(Records)
>>>>

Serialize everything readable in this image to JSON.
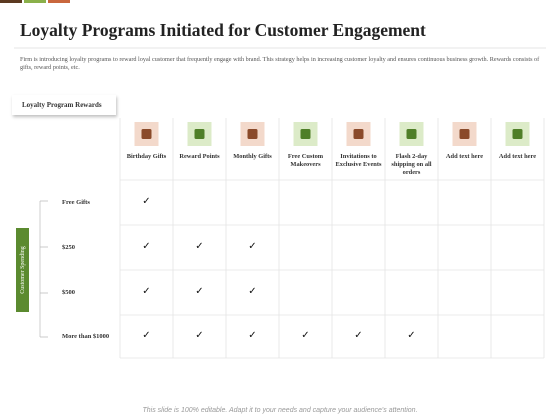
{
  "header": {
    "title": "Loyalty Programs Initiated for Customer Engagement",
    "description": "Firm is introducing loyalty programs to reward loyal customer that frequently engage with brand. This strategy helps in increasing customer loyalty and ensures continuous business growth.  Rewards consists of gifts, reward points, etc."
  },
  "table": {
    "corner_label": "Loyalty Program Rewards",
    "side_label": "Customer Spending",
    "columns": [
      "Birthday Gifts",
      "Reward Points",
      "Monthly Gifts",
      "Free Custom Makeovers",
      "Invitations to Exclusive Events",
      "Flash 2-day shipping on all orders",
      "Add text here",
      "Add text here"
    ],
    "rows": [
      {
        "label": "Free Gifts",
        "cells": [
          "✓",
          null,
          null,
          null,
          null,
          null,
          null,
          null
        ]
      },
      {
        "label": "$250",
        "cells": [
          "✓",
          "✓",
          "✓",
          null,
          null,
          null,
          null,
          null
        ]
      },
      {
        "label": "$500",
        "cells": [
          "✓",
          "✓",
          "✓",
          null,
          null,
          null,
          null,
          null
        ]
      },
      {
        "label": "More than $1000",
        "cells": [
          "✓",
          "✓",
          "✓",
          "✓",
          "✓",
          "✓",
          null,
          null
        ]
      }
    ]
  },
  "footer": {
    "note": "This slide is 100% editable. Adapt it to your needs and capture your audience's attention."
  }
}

<<<<
>>>>

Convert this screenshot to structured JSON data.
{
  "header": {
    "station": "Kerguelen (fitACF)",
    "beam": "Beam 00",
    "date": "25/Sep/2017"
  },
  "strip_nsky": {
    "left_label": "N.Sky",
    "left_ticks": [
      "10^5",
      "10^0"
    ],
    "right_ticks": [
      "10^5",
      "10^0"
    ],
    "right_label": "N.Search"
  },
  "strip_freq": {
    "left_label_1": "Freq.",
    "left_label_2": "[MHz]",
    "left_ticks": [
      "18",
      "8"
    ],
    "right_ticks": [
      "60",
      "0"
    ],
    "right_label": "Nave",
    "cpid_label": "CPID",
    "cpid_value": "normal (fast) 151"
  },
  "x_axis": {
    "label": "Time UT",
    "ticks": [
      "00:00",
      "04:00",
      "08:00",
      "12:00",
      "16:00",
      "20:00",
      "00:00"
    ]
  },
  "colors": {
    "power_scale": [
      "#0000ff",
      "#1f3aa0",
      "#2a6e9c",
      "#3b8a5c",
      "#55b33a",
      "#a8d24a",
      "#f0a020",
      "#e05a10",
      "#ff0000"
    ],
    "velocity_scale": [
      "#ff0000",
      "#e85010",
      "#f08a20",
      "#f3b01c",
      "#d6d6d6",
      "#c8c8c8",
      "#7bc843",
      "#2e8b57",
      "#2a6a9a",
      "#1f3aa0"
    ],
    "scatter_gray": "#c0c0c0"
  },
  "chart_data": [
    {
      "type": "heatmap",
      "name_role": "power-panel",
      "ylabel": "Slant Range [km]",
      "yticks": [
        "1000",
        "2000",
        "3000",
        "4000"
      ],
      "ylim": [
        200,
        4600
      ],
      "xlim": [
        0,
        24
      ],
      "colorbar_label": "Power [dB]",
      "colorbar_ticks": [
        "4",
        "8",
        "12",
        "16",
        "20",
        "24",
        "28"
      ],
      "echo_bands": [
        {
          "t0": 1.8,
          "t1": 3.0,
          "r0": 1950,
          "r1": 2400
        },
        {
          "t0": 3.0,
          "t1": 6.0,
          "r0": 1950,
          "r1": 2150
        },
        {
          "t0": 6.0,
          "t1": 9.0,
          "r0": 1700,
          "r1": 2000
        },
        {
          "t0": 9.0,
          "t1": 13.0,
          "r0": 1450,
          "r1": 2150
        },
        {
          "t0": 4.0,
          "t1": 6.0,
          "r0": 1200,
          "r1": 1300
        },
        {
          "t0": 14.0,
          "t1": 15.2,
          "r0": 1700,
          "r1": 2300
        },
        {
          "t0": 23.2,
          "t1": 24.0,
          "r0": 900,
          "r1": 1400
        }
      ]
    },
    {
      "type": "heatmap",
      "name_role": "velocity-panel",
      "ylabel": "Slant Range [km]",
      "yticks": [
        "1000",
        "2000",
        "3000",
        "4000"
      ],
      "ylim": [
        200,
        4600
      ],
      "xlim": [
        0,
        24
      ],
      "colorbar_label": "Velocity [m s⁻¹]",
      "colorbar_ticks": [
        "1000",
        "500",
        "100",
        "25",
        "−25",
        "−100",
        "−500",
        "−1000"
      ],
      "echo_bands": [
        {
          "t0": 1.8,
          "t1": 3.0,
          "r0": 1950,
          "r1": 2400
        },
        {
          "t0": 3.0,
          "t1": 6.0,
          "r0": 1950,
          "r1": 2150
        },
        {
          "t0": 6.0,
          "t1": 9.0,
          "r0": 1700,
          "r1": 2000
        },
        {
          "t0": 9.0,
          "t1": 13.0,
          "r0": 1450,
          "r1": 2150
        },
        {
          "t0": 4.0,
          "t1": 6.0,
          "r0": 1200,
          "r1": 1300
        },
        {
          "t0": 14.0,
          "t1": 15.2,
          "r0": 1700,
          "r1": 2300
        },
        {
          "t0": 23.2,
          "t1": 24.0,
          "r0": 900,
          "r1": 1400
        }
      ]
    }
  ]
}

<<<<
>>>>

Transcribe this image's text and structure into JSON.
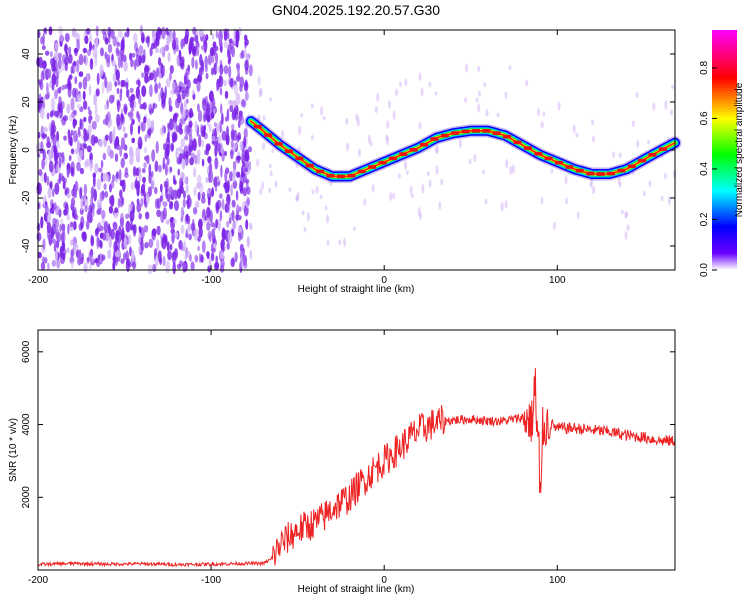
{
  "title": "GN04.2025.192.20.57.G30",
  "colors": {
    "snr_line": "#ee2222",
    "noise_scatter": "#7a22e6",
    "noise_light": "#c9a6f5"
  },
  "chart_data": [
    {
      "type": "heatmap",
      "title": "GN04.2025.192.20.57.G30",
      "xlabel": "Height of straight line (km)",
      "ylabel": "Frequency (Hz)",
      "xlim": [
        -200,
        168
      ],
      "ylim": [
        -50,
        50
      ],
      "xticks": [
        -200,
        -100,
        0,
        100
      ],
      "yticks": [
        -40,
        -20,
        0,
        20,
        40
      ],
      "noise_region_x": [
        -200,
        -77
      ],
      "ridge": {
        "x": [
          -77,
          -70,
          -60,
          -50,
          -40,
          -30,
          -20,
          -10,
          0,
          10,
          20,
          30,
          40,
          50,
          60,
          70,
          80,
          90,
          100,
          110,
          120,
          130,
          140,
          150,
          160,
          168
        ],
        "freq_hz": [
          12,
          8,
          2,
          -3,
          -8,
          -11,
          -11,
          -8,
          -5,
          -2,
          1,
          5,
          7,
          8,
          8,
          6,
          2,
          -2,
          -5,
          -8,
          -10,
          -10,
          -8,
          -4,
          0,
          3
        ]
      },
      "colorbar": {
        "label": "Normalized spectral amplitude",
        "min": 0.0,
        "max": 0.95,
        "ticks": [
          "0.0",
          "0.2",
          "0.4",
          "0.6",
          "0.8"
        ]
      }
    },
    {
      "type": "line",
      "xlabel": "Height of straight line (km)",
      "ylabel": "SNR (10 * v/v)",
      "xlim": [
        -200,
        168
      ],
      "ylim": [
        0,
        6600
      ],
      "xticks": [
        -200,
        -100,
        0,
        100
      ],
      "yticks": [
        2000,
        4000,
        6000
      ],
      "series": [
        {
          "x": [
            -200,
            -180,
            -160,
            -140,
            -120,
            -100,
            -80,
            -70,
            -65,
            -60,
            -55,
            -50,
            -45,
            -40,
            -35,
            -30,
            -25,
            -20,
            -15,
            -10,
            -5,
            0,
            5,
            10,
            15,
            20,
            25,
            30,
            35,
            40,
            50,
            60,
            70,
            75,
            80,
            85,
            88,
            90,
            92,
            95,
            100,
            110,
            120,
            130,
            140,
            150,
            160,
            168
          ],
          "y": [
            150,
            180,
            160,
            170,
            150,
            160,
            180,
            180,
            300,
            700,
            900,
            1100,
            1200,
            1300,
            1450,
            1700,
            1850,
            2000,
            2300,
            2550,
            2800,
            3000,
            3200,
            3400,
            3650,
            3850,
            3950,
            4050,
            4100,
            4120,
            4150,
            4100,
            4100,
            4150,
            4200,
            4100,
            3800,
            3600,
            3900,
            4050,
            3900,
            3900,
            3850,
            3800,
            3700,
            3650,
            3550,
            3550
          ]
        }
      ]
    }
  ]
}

<<<<

GIVEN EXERCISE:
Report how many lines in the data include the word "text", and give nothing but the count.

FULL SOLUTION:
3